Exercise aim ▸
Write out every record below exactly as it appears.

Data supplied ▸
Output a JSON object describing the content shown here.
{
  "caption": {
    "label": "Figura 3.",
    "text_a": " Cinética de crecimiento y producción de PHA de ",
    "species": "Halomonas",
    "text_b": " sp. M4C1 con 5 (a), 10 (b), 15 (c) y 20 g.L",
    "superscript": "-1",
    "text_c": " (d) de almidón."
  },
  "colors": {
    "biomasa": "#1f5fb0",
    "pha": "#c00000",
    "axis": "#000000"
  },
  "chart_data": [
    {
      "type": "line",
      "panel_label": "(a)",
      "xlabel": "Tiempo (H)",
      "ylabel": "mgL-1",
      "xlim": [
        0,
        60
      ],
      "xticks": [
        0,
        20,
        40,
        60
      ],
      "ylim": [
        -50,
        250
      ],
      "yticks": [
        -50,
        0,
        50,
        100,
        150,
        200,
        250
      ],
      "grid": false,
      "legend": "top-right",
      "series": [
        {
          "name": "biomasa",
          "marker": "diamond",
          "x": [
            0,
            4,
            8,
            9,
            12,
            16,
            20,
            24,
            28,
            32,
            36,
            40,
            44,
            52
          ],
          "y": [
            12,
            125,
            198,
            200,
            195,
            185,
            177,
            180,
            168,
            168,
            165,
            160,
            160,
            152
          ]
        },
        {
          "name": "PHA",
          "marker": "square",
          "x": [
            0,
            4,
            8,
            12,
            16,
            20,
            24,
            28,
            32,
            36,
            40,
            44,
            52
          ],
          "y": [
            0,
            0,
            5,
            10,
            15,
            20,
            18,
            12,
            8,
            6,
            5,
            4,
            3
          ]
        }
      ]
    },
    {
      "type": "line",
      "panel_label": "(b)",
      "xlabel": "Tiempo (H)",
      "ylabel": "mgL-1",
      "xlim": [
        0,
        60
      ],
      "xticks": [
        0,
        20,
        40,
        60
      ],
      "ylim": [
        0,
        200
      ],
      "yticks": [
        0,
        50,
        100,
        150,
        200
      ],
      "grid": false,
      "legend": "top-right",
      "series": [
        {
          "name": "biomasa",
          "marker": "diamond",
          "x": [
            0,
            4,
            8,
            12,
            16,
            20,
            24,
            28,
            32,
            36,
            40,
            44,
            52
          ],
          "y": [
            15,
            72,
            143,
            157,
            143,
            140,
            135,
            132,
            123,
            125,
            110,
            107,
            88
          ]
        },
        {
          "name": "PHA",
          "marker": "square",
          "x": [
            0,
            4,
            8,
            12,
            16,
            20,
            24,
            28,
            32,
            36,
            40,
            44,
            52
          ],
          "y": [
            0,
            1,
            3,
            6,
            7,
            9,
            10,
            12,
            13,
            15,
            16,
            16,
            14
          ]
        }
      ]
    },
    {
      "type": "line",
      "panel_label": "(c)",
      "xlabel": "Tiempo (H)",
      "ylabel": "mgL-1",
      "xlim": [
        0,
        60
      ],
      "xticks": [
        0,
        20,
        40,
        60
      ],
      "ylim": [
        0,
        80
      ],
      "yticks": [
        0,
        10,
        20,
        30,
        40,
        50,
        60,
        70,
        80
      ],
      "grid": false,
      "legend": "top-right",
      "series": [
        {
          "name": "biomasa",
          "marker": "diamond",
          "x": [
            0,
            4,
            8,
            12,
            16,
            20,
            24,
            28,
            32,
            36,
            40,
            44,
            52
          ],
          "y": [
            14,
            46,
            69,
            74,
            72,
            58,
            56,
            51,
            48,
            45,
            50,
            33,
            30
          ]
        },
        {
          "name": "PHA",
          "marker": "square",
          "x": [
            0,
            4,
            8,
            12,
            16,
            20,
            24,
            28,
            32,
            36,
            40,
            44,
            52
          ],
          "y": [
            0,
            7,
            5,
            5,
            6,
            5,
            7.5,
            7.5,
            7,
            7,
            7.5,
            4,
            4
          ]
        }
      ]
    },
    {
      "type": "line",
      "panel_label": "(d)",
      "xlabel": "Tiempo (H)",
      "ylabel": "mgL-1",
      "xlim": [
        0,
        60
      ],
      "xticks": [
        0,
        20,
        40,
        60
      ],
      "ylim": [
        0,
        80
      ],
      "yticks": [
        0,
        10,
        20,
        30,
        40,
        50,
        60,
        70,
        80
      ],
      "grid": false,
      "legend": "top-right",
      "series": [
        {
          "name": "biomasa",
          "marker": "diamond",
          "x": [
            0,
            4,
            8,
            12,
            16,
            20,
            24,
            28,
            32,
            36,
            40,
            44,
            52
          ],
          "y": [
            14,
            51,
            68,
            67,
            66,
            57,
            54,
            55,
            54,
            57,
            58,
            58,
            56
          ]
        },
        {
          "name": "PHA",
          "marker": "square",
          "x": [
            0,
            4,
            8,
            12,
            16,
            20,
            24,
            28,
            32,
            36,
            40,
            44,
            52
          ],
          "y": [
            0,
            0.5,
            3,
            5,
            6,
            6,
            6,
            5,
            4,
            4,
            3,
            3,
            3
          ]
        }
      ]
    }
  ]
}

Solution for this exercise ▸
Output a JSON object describing the content shown here.
{
  "caption": {
    "label": "Figura 3.",
    "text_a": " Cinética de crecimiento y producción de PHA de ",
    "species": "Halomonas",
    "text_b": " sp. M4C1 con 5 (a), 10 (b), 15 (c) y 20 g.L",
    "superscript": "-1",
    "text_c": " (d) de almidón."
  },
  "colors": {
    "biomasa": "#1f5fb0",
    "pha": "#c00000",
    "axis": "#000000"
  },
  "chart_data": [
    {
      "type": "line",
      "panel_label": "(a)",
      "xlabel": "Tiempo (H)",
      "ylabel": "mgL-1",
      "xlim": [
        0,
        60
      ],
      "xticks": [
        0,
        20,
        40,
        60
      ],
      "ylim": [
        -50,
        250
      ],
      "yticks": [
        -50,
        0,
        50,
        100,
        150,
        200,
        250
      ],
      "grid": false,
      "legend": "top-right",
      "series": [
        {
          "name": "biomasa",
          "marker": "diamond",
          "x": [
            0,
            4,
            8,
            9,
            12,
            16,
            20,
            24,
            28,
            32,
            36,
            40,
            44,
            52
          ],
          "y": [
            12,
            125,
            198,
            200,
            195,
            185,
            177,
            180,
            168,
            168,
            165,
            160,
            160,
            152
          ]
        },
        {
          "name": "PHA",
          "marker": "square",
          "x": [
            0,
            4,
            8,
            12,
            16,
            20,
            24,
            28,
            32,
            36,
            40,
            44,
            52
          ],
          "y": [
            0,
            0,
            5,
            10,
            15,
            20,
            18,
            12,
            8,
            6,
            5,
            4,
            3
          ]
        }
      ]
    },
    {
      "type": "line",
      "panel_label": "(b)",
      "xlabel": "Tiempo (H)",
      "ylabel": "mgL-1",
      "xlim": [
        0,
        60
      ],
      "xticks": [
        0,
        20,
        40,
        60
      ],
      "ylim": [
        0,
        200
      ],
      "yticks": [
        0,
        50,
        100,
        150,
        200
      ],
      "grid": false,
      "legend": "top-right",
      "series": [
        {
          "name": "biomasa",
          "marker": "diamond",
          "x": [
            0,
            4,
            8,
            12,
            16,
            20,
            24,
            28,
            32,
            36,
            40,
            44,
            52
          ],
          "y": [
            15,
            72,
            143,
            157,
            143,
            140,
            135,
            132,
            123,
            125,
            110,
            107,
            88
          ]
        },
        {
          "name": "PHA",
          "marker": "square",
          "x": [
            0,
            4,
            8,
            12,
            16,
            20,
            24,
            28,
            32,
            36,
            40,
            44,
            52
          ],
          "y": [
            0,
            1,
            3,
            6,
            7,
            9,
            10,
            12,
            13,
            15,
            16,
            16,
            14
          ]
        }
      ]
    },
    {
      "type": "line",
      "panel_label": "(c)",
      "xlabel": "Tiempo (H)",
      "ylabel": "mgL-1",
      "xlim": [
        0,
        60
      ],
      "xticks": [
        0,
        20,
        40,
        60
      ],
      "ylim": [
        0,
        80
      ],
      "yticks": [
        0,
        10,
        20,
        30,
        40,
        50,
        60,
        70,
        80
      ],
      "grid": false,
      "legend": "top-right",
      "series": [
        {
          "name": "biomasa",
          "marker": "diamond",
          "x": [
            0,
            4,
            8,
            12,
            16,
            20,
            24,
            28,
            32,
            36,
            40,
            44,
            52
          ],
          "y": [
            14,
            46,
            69,
            74,
            72,
            58,
            56,
            51,
            48,
            45,
            50,
            33,
            30
          ]
        },
        {
          "name": "PHA",
          "marker": "square",
          "x": [
            0,
            4,
            8,
            12,
            16,
            20,
            24,
            28,
            32,
            36,
            40,
            44,
            52
          ],
          "y": [
            0,
            7,
            5,
            5,
            6,
            5,
            7.5,
            7.5,
            7,
            7,
            7.5,
            4,
            4
          ]
        }
      ]
    },
    {
      "type": "line",
      "panel_label": "(d)",
      "xlabel": "Tiempo (H)",
      "ylabel": "mgL-1",
      "xlim": [
        0,
        60
      ],
      "xticks": [
        0,
        20,
        40,
        60
      ],
      "ylim": [
        0,
        80
      ],
      "yticks": [
        0,
        10,
        20,
        30,
        40,
        50,
        60,
        70,
        80
      ],
      "grid": false,
      "legend": "top-right",
      "series": [
        {
          "name": "biomasa",
          "marker": "diamond",
          "x": [
            0,
            4,
            8,
            12,
            16,
            20,
            24,
            28,
            32,
            36,
            40,
            44,
            52
          ],
          "y": [
            14,
            51,
            68,
            67,
            66,
            57,
            54,
            55,
            54,
            57,
            58,
            58,
            56
          ]
        },
        {
          "name": "PHA",
          "marker": "square",
          "x": [
            0,
            4,
            8,
            12,
            16,
            20,
            24,
            28,
            32,
            36,
            40,
            44,
            52
          ],
          "y": [
            0,
            0.5,
            3,
            5,
            6,
            6,
            6,
            5,
            4,
            4,
            3,
            3,
            3
          ]
        }
      ]
    }
  ]
}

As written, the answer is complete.